■ **Given problem**
Each line of the listing must be transcribed exactly, except for the images, which should be excluded.

■ **Data shown**
----------------------------------------

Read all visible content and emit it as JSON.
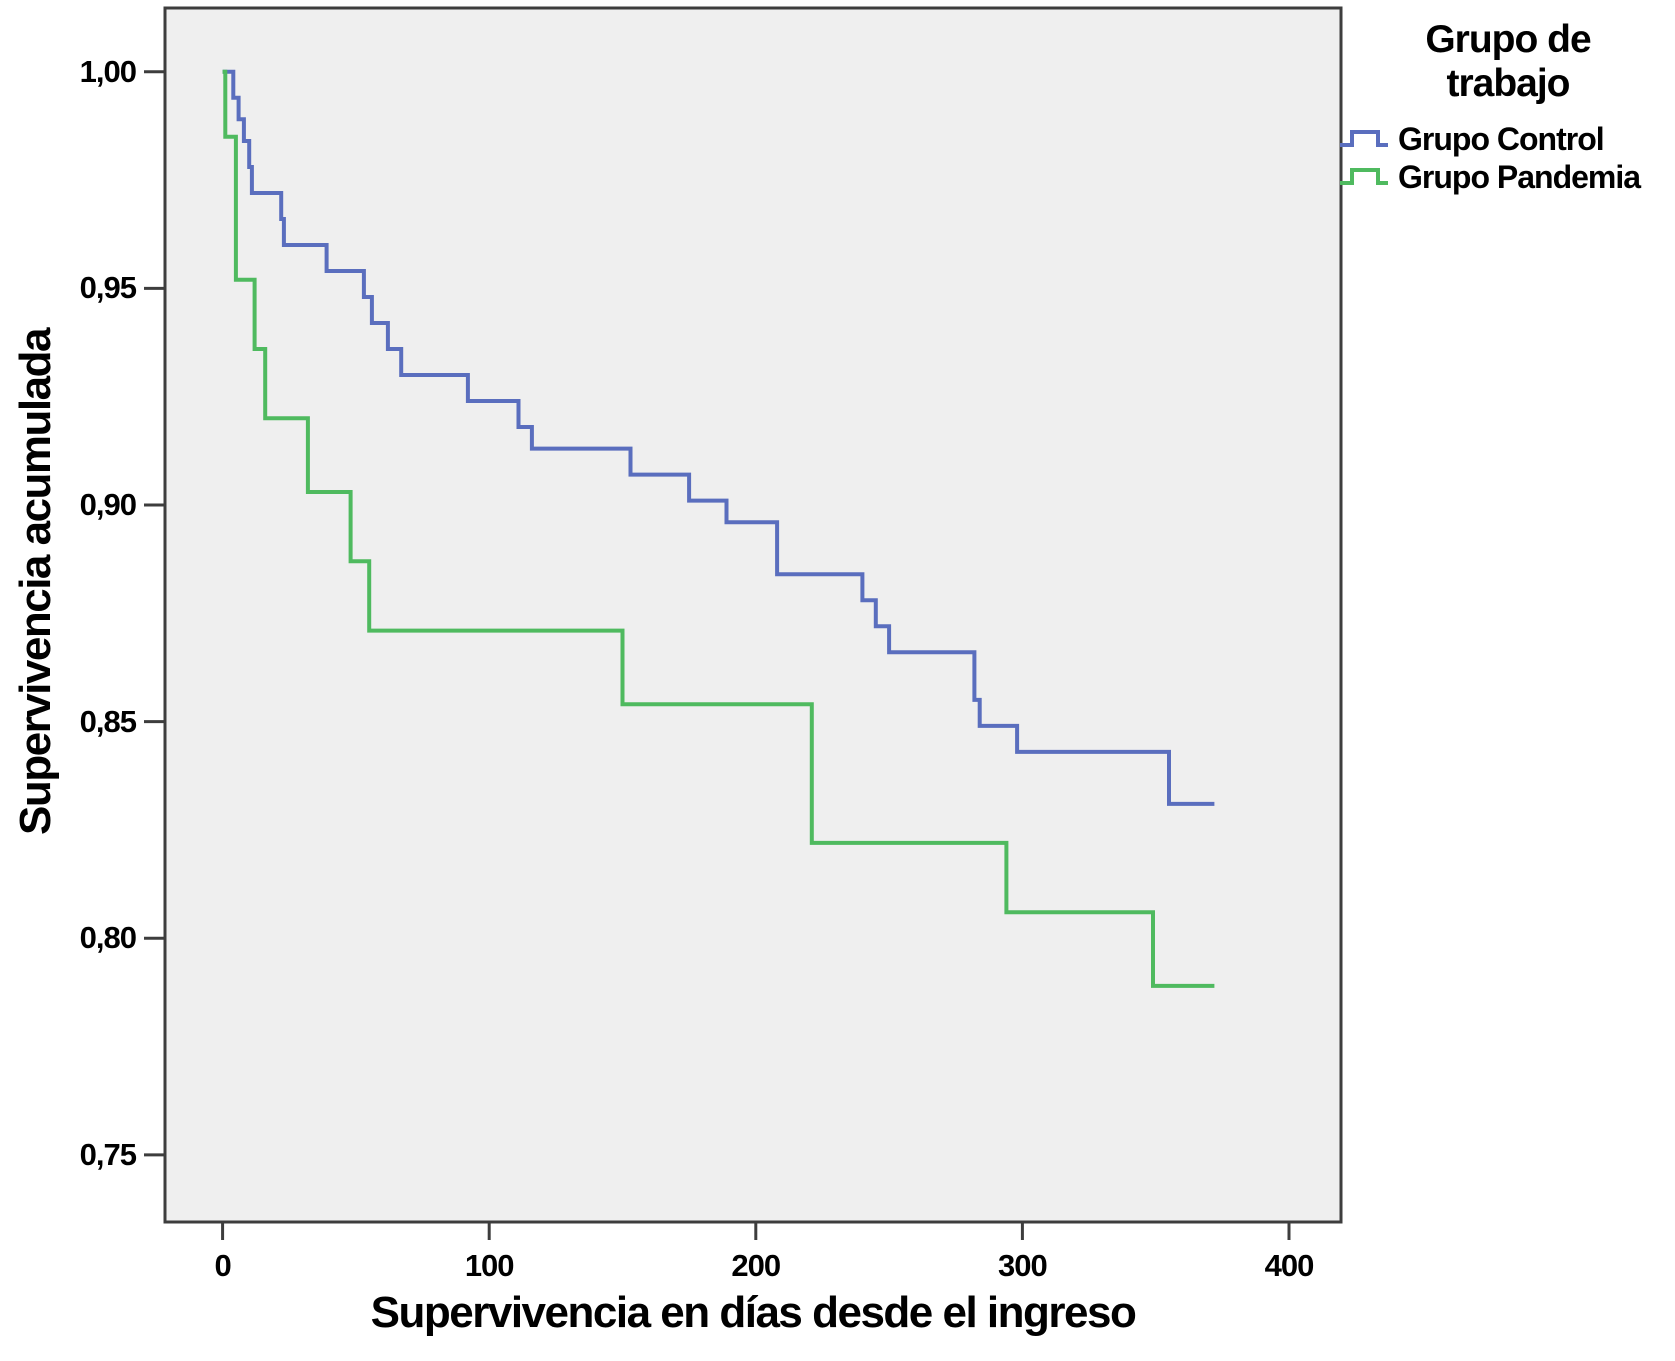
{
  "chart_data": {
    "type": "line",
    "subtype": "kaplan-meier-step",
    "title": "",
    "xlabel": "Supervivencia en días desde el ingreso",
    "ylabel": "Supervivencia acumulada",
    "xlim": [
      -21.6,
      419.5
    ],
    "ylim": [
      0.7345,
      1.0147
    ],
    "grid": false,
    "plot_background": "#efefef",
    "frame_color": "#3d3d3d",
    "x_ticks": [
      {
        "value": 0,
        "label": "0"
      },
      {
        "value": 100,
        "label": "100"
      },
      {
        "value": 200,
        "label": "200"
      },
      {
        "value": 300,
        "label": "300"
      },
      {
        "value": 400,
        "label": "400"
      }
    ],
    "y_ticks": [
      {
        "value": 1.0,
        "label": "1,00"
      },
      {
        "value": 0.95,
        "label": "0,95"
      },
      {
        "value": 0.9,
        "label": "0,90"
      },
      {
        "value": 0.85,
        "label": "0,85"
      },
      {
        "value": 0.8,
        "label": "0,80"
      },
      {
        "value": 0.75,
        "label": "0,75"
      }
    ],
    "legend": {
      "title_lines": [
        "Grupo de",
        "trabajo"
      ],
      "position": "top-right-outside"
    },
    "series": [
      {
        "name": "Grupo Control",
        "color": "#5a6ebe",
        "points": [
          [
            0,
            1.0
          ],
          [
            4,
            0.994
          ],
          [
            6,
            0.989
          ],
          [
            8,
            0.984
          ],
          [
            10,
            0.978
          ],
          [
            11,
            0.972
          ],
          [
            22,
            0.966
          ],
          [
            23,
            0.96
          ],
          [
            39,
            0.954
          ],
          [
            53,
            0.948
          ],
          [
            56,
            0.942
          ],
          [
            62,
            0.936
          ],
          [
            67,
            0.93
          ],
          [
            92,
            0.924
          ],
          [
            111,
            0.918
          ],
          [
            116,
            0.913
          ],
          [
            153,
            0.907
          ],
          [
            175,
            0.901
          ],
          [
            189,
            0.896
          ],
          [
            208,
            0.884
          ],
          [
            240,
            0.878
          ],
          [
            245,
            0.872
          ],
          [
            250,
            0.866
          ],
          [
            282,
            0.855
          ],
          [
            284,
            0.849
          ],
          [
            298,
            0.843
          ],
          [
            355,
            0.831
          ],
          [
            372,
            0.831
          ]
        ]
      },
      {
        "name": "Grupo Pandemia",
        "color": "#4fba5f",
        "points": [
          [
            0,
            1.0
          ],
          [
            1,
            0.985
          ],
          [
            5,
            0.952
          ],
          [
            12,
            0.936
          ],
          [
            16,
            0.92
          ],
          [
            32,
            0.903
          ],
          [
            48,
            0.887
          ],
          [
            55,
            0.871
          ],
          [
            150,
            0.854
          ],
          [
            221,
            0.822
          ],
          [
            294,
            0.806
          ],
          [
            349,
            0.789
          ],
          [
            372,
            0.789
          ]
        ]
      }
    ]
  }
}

----------------------------------------

■ **Solution below**
Read all visible content and emit it as JSON.
{
  "chart_data": {
    "type": "line",
    "subtype": "kaplan-meier-step",
    "title": "",
    "xlabel": "Supervivencia en días desde el ingreso",
    "ylabel": "Supervivencia acumulada",
    "xlim": [
      -21.6,
      419.5
    ],
    "ylim": [
      0.7345,
      1.0147
    ],
    "grid": false,
    "plot_background": "#efefef",
    "frame_color": "#3d3d3d",
    "x_ticks": [
      {
        "value": 0,
        "label": "0"
      },
      {
        "value": 100,
        "label": "100"
      },
      {
        "value": 200,
        "label": "200"
      },
      {
        "value": 300,
        "label": "300"
      },
      {
        "value": 400,
        "label": "400"
      }
    ],
    "y_ticks": [
      {
        "value": 1.0,
        "label": "1,00"
      },
      {
        "value": 0.95,
        "label": "0,95"
      },
      {
        "value": 0.9,
        "label": "0,90"
      },
      {
        "value": 0.85,
        "label": "0,85"
      },
      {
        "value": 0.8,
        "label": "0,80"
      },
      {
        "value": 0.75,
        "label": "0,75"
      }
    ],
    "legend": {
      "title_lines": [
        "Grupo de",
        "trabajo"
      ],
      "position": "top-right-outside"
    },
    "series": [
      {
        "name": "Grupo Control",
        "color": "#5a6ebe",
        "points": [
          [
            0,
            1.0
          ],
          [
            4,
            0.994
          ],
          [
            6,
            0.989
          ],
          [
            8,
            0.984
          ],
          [
            10,
            0.978
          ],
          [
            11,
            0.972
          ],
          [
            22,
            0.966
          ],
          [
            23,
            0.96
          ],
          [
            39,
            0.954
          ],
          [
            53,
            0.948
          ],
          [
            56,
            0.942
          ],
          [
            62,
            0.936
          ],
          [
            67,
            0.93
          ],
          [
            92,
            0.924
          ],
          [
            111,
            0.918
          ],
          [
            116,
            0.913
          ],
          [
            153,
            0.907
          ],
          [
            175,
            0.901
          ],
          [
            189,
            0.896
          ],
          [
            208,
            0.884
          ],
          [
            240,
            0.878
          ],
          [
            245,
            0.872
          ],
          [
            250,
            0.866
          ],
          [
            282,
            0.855
          ],
          [
            284,
            0.849
          ],
          [
            298,
            0.843
          ],
          [
            355,
            0.831
          ],
          [
            372,
            0.831
          ]
        ]
      },
      {
        "name": "Grupo Pandemia",
        "color": "#4fba5f",
        "points": [
          [
            0,
            1.0
          ],
          [
            1,
            0.985
          ],
          [
            5,
            0.952
          ],
          [
            12,
            0.936
          ],
          [
            16,
            0.92
          ],
          [
            32,
            0.903
          ],
          [
            48,
            0.887
          ],
          [
            55,
            0.871
          ],
          [
            150,
            0.854
          ],
          [
            221,
            0.822
          ],
          [
            294,
            0.806
          ],
          [
            349,
            0.789
          ],
          [
            372,
            0.789
          ]
        ]
      }
    ]
  }
}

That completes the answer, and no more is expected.